## EXERCISE
Locate and copy each line in the data that contains the word "music".

## RECORD LIST

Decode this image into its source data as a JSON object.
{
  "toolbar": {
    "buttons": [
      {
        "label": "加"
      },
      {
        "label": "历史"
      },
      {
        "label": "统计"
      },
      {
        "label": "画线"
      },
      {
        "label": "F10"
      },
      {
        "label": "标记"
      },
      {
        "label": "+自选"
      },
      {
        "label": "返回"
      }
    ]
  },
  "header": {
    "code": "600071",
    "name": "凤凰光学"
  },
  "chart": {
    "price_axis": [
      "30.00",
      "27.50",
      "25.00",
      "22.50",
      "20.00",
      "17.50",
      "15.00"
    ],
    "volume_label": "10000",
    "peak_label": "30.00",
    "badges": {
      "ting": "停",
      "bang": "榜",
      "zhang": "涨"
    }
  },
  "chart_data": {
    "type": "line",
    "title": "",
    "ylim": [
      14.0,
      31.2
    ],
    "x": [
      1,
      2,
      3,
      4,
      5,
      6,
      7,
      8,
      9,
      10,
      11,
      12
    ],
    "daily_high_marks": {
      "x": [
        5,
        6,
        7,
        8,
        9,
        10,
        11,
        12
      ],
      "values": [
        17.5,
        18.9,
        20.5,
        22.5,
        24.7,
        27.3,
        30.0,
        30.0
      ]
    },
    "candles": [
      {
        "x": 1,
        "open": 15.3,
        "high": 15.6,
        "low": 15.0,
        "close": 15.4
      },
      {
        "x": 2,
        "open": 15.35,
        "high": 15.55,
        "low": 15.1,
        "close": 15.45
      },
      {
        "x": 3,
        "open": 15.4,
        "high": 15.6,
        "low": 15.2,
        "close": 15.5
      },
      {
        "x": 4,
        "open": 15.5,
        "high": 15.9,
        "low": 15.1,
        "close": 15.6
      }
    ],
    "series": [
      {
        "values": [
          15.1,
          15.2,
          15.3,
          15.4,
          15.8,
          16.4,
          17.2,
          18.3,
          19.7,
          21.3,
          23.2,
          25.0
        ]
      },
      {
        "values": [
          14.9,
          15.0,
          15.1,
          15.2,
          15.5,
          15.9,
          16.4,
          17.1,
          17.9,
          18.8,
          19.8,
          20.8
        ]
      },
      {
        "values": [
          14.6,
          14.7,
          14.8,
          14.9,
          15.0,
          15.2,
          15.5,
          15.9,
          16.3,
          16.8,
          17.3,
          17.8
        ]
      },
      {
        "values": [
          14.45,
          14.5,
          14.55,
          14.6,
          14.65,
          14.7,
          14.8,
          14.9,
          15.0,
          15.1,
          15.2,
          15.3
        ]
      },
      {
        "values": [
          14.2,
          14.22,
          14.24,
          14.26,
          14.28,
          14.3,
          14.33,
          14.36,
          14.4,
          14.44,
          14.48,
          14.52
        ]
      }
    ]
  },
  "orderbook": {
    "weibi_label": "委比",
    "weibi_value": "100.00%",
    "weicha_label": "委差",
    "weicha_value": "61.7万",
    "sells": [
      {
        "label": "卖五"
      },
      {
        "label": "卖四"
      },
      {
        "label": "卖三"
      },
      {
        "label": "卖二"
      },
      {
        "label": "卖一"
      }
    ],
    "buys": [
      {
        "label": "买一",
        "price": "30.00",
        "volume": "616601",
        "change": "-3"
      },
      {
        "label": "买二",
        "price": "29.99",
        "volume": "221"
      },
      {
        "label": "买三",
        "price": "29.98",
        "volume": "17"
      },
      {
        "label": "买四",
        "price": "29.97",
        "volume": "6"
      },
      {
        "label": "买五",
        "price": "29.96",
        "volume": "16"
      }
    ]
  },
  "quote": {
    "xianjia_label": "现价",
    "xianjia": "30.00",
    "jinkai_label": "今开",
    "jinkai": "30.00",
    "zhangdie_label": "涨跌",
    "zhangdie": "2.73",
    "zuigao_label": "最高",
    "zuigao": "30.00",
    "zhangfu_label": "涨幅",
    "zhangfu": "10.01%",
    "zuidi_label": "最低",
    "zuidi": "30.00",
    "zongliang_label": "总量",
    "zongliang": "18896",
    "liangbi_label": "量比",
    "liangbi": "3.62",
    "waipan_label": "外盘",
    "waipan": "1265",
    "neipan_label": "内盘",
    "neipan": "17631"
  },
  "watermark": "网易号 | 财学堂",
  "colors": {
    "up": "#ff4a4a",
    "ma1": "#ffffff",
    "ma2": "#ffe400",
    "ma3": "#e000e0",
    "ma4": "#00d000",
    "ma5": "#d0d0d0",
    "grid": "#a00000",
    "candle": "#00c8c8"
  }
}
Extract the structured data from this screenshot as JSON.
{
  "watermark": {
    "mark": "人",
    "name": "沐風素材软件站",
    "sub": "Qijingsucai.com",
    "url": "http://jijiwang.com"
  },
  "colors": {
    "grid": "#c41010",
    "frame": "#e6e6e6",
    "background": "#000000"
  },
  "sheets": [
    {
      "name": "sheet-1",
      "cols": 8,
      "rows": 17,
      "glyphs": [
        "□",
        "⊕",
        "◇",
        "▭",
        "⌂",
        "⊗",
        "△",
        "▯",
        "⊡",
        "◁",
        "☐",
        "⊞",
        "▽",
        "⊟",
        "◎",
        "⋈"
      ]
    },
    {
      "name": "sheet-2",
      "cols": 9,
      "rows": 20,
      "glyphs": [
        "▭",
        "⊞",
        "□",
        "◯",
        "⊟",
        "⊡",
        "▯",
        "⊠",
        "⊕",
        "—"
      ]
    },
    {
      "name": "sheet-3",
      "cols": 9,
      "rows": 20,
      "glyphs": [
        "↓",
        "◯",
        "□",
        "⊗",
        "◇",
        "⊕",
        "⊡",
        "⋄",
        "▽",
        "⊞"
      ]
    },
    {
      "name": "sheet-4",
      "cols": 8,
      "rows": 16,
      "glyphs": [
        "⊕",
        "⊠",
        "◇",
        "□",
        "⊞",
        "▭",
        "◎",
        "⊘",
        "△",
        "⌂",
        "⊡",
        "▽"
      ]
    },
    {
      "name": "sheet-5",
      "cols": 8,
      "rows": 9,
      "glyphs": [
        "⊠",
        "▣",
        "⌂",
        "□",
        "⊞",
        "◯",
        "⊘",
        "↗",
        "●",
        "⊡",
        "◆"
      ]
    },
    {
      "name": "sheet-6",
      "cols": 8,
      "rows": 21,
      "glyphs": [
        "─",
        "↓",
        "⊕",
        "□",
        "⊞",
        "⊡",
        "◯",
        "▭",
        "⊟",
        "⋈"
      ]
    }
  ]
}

* * *

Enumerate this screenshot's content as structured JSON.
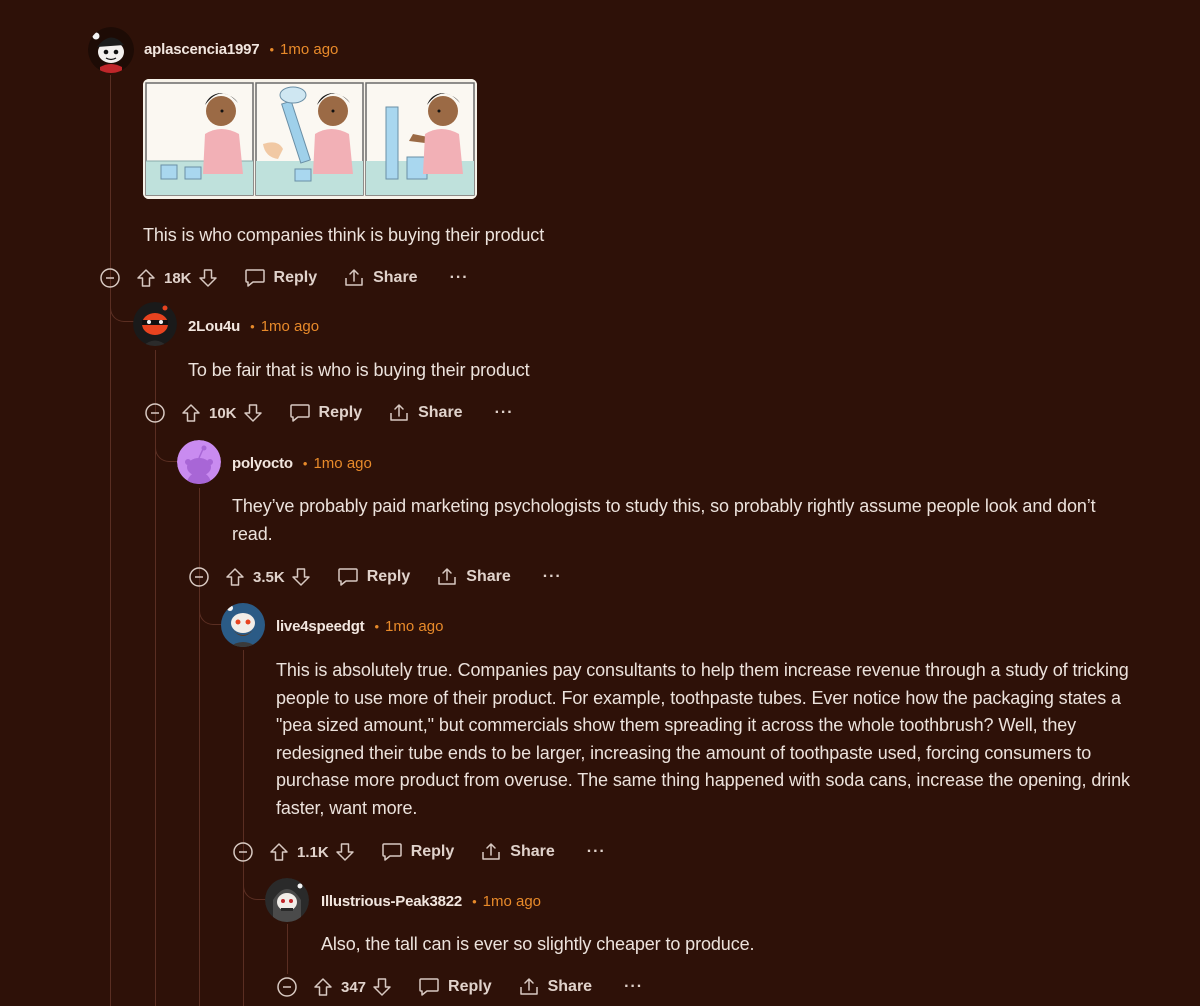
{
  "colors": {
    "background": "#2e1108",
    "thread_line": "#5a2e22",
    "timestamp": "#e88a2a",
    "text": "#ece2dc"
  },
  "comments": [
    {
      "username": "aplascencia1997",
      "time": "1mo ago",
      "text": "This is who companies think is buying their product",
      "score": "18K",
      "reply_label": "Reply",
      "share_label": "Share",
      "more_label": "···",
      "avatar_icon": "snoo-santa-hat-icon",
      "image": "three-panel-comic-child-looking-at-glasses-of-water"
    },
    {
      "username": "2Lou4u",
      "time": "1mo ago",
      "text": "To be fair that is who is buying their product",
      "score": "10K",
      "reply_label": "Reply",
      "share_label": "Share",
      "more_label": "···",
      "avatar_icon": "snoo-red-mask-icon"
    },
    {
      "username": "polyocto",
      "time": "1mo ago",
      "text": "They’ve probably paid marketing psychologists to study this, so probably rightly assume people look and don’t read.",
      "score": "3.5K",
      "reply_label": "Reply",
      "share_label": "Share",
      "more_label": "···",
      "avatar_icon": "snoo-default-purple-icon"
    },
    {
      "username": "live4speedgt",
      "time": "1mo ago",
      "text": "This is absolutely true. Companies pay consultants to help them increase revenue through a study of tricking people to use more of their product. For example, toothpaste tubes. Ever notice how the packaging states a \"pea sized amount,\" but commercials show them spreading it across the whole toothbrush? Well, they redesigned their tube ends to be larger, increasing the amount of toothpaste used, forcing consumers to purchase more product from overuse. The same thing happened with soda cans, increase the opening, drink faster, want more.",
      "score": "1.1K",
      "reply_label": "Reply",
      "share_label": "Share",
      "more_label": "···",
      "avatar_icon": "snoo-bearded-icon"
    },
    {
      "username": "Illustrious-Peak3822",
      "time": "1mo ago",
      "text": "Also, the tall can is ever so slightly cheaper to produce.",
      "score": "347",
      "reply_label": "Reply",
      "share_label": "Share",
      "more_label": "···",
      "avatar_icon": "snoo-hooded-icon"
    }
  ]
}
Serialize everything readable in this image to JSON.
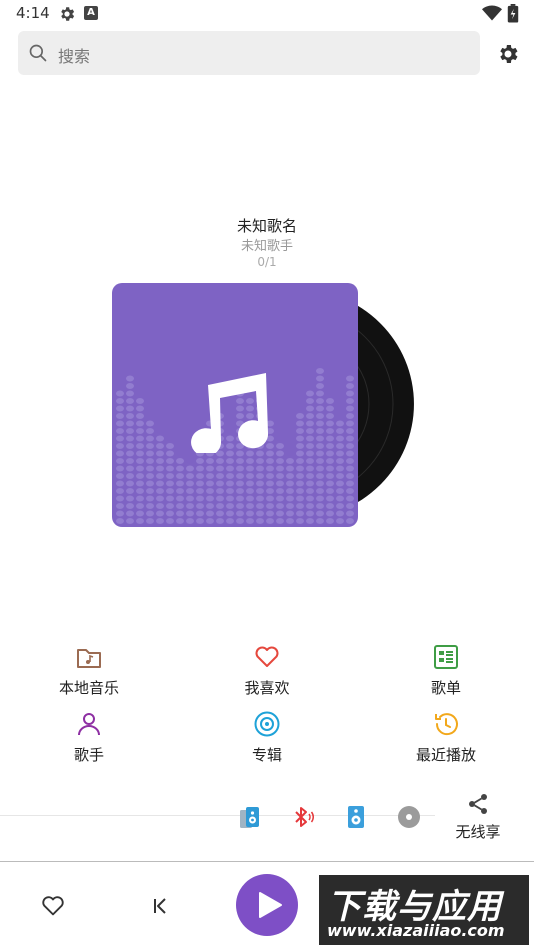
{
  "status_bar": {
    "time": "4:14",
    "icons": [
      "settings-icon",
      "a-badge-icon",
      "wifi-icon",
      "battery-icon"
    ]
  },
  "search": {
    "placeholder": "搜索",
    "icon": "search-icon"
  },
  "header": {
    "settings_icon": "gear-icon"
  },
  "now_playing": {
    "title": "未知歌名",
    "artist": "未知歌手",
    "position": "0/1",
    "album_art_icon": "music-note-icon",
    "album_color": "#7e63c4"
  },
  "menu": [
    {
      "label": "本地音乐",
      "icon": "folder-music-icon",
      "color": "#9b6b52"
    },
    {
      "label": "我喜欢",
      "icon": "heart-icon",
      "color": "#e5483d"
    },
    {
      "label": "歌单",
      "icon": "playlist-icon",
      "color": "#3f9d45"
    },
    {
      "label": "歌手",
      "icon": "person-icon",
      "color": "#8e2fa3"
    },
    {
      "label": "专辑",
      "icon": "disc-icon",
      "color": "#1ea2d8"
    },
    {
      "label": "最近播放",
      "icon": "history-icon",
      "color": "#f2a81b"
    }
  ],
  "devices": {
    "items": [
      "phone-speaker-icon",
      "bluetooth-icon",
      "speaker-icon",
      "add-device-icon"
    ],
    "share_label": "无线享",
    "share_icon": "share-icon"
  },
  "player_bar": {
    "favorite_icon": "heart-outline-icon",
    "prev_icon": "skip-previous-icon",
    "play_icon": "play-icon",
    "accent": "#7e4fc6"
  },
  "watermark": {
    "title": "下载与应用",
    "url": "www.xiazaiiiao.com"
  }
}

--

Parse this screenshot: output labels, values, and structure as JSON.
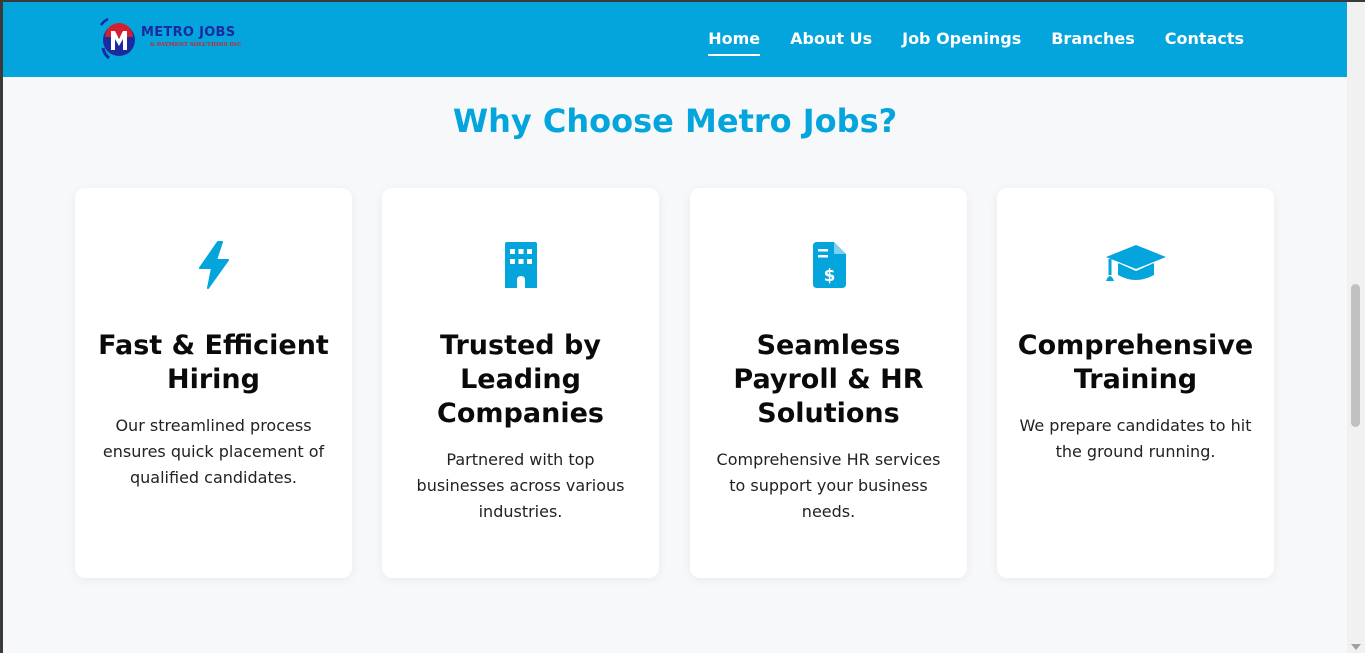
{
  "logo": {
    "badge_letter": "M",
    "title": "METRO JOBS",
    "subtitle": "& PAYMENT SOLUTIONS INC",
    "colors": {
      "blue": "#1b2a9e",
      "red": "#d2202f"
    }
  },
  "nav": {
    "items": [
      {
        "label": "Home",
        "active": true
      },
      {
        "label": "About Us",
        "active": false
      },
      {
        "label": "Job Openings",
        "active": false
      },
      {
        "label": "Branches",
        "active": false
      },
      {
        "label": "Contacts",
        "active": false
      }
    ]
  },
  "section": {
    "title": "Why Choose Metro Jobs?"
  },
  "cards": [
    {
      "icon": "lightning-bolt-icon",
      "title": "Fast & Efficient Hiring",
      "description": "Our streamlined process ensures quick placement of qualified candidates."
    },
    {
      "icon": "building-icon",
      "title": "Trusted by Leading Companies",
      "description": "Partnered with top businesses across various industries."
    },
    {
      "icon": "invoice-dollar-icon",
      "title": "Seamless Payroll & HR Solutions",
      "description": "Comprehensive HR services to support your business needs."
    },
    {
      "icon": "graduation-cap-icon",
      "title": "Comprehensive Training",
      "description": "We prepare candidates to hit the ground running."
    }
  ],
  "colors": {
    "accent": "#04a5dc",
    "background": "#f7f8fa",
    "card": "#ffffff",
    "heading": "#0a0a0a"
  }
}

## RESPONSE
    "album_art_icon": "music-note-icon",
      "icon": "folder-music-icon",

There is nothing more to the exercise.